── Textabschnitt

Soll der Film vielleicht nur eine Charakterstudie
sein, spannend erzählt, mit Action versehen?
Die Paranoia und der Paranoiker: wie ist er
daran gekommen, wie ist er zu dem geworden?
Gerade weil eine nachvollziehbare Psychologie
nicht möglich ist, wird der Film sich mit seinen
eigenen Schwächen konfrontieren und vielleicht
auch schlagen.

„Der Untergang“ wird auf HITLER und seine
Welt blicken und auf den emotionalen Sog
warten.
Er wird in das gänzlich Versunkene schauen,
auf seine menschliche Seele?
Allein das erscheint mir schon sehr suspekt.
Das Deutschland, in dem HITLER möglich war,
erscheint vielen nicht mehr zugänglich, aber
auch nicht gänzlich entschwunden.
Doch beides wird fremd bleiben, weil im Film
niemals die Hintergründe für seinen Aufstieg
und Deutschlands Abstieg hinterfragt werden.
Vielleicht ist der Film sogar ein historisches Fiasko?
Er wird fremd bleiben, so wie die Figur dieses
Tyrannen fremd bleiben wird.

Aber vielleicht wird man auch irgendwo in die
Schuld eingebunden sein.
Dass all die, die nur staunend dabei waren,
auch wahre Schuldige waren, das hatten die
68er problematisiert.
Aber nationalen Schuldzusammenhang mit
dem deutschen Imperialismus zu erklären, das
vermochten sie genauso wenig wie die
Heroisierung dieser „Legende“, die
noch heute Rechtsradikale, Nationale,
Nationalisten und Rassisten jedweder
Couleur anzieht.
Das wird naiv befremdlich bleiben. Und diese
naive Befremdlichkeit wird sich durch den
Film ziehen.
Der Außerordentlichkeit dieses Geschehens
müsste man mit „außerordentlichen Mitteln“
begegnen, wie Jens JESSE („Die Zeit“
Nr. 33 vom 26. August 2004) schrieb.

HIRSCHBIEGEL wird kein „großes Kino“
machen.
Er wird stilistische Mittel anwenden, wie das eben
bei diesen Produktionen notwendig erscheint.
Umgangssprache, Schnitt, Kamera- all das wird
er aus seinen Tatort Inszenierungen übernehmen,
hier und da verfremden.
Fernsehen im Film.
Vernichtungsfanatismus, Genozid, Massenmord
und Massenwahn- wo wird das bleiben?
Der „eliminatorische Antisemitismus“, wie Daniel
GOLDHAGEN die Fratze des Dritten Reichs
beschrieb, wird sich nur in einigen eigenhändigen
Morden widerspiegeln.
Es wird nicht reichen, diese Unbegreiflichkeit
begreiflich zu machen.

Der Film wird allerdings ein Tabu brechen:
nämlich HITLER mit filmischen Mitteln zu
zeigen.

────

Ziel A:
Benenne in den nachfolgenden Zeilen, beginnend bei der ersten und endend bei der Zeile mit „row-label-line: Structured ESG“, „Research driven trade ideas“ in „Forschungsbasierte Handelsideen“ um. Gib nur diese Zeilen wieder und lass alles andere darin unverändert.

── Gegebene Daten

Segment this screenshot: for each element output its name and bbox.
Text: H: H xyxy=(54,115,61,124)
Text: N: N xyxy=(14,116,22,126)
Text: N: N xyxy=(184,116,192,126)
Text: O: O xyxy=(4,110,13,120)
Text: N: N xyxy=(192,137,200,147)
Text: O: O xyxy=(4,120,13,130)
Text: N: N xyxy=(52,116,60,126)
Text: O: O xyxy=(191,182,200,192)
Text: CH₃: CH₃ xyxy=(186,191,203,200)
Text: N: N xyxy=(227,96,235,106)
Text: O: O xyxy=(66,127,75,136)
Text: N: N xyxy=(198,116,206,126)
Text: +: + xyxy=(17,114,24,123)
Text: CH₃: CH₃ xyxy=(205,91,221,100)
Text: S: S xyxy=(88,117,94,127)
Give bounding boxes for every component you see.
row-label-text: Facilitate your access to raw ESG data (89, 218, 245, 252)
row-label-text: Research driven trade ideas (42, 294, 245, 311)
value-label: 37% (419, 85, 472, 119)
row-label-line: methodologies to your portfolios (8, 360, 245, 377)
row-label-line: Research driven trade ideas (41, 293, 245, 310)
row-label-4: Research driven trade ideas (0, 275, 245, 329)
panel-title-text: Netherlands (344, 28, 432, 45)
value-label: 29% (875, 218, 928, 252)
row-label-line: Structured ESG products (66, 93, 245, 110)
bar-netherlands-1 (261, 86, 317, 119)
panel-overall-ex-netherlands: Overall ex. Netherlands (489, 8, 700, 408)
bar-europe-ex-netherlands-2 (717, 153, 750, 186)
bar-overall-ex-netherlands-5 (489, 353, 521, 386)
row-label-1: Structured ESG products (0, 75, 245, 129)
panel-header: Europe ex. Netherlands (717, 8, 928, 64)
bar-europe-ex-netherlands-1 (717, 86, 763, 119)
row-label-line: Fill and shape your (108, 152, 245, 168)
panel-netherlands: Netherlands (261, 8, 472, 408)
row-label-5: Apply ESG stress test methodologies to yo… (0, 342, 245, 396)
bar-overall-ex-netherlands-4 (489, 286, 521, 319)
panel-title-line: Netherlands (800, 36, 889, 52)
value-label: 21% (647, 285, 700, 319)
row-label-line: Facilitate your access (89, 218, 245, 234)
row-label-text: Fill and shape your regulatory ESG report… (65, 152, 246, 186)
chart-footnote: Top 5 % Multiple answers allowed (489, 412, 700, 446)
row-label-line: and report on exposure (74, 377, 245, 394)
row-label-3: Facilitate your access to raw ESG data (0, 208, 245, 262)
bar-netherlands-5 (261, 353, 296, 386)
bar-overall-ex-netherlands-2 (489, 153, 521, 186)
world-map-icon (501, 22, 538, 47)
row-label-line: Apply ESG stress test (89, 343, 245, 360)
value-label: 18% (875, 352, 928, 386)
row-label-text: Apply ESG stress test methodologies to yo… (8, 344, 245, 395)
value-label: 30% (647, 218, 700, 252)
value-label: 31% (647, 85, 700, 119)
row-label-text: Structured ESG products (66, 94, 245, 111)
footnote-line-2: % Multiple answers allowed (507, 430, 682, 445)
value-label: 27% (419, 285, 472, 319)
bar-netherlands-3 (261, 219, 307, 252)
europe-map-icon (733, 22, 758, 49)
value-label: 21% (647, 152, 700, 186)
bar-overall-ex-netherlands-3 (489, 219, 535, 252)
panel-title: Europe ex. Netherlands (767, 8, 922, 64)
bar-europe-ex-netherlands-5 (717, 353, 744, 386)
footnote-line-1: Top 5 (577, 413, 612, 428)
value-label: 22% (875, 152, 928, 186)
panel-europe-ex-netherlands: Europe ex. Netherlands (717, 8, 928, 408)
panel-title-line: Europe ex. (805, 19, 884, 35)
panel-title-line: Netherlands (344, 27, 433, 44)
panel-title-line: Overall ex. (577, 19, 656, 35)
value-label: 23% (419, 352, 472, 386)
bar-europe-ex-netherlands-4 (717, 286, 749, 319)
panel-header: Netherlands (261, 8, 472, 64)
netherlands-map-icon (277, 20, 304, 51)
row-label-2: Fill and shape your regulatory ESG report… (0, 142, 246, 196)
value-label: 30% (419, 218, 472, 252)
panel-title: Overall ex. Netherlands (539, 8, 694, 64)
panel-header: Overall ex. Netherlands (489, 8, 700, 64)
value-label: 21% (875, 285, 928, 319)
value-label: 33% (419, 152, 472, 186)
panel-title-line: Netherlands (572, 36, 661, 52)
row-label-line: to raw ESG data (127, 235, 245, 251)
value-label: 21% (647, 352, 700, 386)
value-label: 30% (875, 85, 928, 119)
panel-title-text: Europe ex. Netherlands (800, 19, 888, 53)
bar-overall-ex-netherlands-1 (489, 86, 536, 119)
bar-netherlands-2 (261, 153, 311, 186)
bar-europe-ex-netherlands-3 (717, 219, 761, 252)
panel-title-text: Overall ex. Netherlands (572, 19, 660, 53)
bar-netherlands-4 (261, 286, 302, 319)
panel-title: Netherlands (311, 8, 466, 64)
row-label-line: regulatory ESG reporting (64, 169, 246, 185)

────

Ziel B:
Übertrage aus dem Textabschnitt über den Film „Der Untergang“ diesen Satz ins Englische: „Der Film wird allerdings ein Tabu brechen: nämlich HITLER mit filmischen Mitteln zu zeigen.“

Vollständige Antwort A:
Segment this screenshot: for each element output its name and bbox.
Text: H: H xyxy=(54,115,61,124)
Text: N: N xyxy=(14,116,22,126)
Text: N: N xyxy=(184,116,192,126)
Text: O: O xyxy=(4,110,13,120)
Text: N: N xyxy=(192,137,200,147)
Text: O: O xyxy=(4,120,13,130)
Text: N: N xyxy=(52,116,60,126)
Text: O: O xyxy=(191,182,200,192)
Text: CH₃: CH₃ xyxy=(186,191,203,200)
Text: N: N xyxy=(227,96,235,106)
Text: O: O xyxy=(66,127,75,136)
Text: N: N xyxy=(198,116,206,126)
Text: +: + xyxy=(17,114,24,123)
Text: CH₃: CH₃ xyxy=(205,91,221,100)
Text: S: S xyxy=(88,117,94,127)
Give bounding boxes for every component you see.
row-label-text: Facilitate your access to raw ESG data (89, 218, 245, 252)
row-label-text: Forschungsbasierte Handelsideen (42, 294, 245, 311)
value-label: 37% (419, 85, 472, 119)
row-label-line: methodologies to your portfolios (8, 360, 245, 377)
row-label-line: Forschungsbasierte Handelsideen (41, 293, 245, 310)
row-label-4: Forschungsbasierte Handelsideen (0, 275, 245, 329)
panel-title-text: Netherlands (344, 28, 432, 45)
value-label: 29% (875, 218, 928, 252)
row-label-line: Structured ESG products (66, 93, 245, 110)

Vollständige Antwort B:
The film will, however, break a taboo: namely, showing HITLER by cinematic means.